╭─ Extracted records

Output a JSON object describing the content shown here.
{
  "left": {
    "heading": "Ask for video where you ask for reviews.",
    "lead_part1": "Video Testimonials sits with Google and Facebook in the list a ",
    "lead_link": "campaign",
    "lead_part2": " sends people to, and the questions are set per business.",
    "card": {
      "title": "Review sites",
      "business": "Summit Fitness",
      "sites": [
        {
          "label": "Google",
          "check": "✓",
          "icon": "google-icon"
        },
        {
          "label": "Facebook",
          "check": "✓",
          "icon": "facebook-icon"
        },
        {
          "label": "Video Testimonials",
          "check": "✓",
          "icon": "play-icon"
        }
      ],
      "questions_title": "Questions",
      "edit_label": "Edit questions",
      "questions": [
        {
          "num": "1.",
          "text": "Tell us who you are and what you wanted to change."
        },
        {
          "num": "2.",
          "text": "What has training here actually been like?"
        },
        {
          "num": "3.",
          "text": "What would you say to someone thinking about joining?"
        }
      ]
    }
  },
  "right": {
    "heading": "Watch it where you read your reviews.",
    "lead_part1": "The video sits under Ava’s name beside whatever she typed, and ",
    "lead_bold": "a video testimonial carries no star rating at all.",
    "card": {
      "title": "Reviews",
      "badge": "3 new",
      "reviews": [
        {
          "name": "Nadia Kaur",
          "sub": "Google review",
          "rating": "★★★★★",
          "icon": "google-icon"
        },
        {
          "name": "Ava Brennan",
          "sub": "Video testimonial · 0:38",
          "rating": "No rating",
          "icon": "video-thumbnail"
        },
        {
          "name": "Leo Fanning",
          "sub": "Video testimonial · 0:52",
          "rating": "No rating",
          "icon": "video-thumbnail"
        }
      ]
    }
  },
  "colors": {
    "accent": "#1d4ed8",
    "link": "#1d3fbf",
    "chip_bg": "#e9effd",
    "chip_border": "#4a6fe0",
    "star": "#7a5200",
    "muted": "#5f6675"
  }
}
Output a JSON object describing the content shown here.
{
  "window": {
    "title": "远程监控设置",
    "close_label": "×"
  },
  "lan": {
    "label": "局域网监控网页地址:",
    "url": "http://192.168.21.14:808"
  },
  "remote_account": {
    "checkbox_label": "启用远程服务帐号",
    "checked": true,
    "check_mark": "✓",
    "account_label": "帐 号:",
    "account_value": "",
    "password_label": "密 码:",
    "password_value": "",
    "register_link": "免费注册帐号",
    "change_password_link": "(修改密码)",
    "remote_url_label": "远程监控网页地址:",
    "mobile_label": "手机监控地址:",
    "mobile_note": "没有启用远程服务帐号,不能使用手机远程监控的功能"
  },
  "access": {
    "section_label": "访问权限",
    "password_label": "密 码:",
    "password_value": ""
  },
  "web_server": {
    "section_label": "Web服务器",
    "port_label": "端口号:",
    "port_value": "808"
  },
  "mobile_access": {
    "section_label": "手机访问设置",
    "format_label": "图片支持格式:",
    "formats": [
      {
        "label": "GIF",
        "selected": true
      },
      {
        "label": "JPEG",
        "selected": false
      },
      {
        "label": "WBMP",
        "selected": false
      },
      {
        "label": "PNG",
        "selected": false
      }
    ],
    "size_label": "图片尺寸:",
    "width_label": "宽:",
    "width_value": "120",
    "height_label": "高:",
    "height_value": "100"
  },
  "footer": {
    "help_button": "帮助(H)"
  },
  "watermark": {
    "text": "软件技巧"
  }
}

╰─

▸ **Set problem**
Select and copy every line of the listing with the word "where".

▸ **Correct result**
    "heading": "Ask for video where you ask for reviews.",
    "heading": "Watch it where you read your reviews.",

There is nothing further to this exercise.